─── STORED DATA ───
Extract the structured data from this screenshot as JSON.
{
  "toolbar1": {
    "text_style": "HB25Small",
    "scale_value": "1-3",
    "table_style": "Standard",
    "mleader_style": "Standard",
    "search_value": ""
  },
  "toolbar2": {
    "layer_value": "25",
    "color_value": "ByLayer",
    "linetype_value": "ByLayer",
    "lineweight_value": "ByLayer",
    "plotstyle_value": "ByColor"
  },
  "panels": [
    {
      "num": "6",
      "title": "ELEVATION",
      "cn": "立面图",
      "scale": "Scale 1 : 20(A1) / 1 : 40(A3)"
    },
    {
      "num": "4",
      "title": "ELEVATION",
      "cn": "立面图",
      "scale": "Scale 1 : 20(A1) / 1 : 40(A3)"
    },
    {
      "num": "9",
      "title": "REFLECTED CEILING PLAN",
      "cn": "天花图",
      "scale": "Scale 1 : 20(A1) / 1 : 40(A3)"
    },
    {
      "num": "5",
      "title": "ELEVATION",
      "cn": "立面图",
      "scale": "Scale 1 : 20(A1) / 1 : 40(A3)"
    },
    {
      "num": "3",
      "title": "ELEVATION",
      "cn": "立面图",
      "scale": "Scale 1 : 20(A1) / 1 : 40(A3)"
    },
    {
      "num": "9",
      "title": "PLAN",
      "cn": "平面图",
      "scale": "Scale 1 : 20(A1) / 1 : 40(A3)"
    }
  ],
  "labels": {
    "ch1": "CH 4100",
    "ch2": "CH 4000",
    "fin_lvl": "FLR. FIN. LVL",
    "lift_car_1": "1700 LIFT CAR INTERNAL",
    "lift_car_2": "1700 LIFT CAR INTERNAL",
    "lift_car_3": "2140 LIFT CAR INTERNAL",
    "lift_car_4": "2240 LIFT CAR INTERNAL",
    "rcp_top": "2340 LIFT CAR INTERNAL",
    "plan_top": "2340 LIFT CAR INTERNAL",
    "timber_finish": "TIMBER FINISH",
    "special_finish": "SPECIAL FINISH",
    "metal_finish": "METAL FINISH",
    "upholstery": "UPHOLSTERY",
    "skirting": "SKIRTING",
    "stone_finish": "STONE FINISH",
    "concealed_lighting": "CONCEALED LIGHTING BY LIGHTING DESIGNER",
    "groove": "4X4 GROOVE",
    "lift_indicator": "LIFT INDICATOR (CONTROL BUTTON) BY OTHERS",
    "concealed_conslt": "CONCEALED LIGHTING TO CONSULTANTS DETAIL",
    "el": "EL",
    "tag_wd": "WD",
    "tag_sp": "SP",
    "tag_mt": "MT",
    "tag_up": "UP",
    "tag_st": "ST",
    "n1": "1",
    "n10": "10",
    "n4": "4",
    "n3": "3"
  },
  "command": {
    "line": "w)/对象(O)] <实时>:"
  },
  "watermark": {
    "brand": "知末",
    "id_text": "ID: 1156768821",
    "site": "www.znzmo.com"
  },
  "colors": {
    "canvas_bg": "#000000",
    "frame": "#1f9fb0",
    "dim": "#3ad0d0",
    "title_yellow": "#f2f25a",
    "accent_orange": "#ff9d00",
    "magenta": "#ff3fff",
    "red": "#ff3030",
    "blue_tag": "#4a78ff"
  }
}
───
» **WHAT THE TASK ASKS**
From the material above, gather all lines that include the string "ByLayer" and copy them.

» **PROBLEM SOLUTION**
    "color_value": "ByLayer",
    "linetype_value": "ByLayer",
    "lineweight_value": "ByLayer",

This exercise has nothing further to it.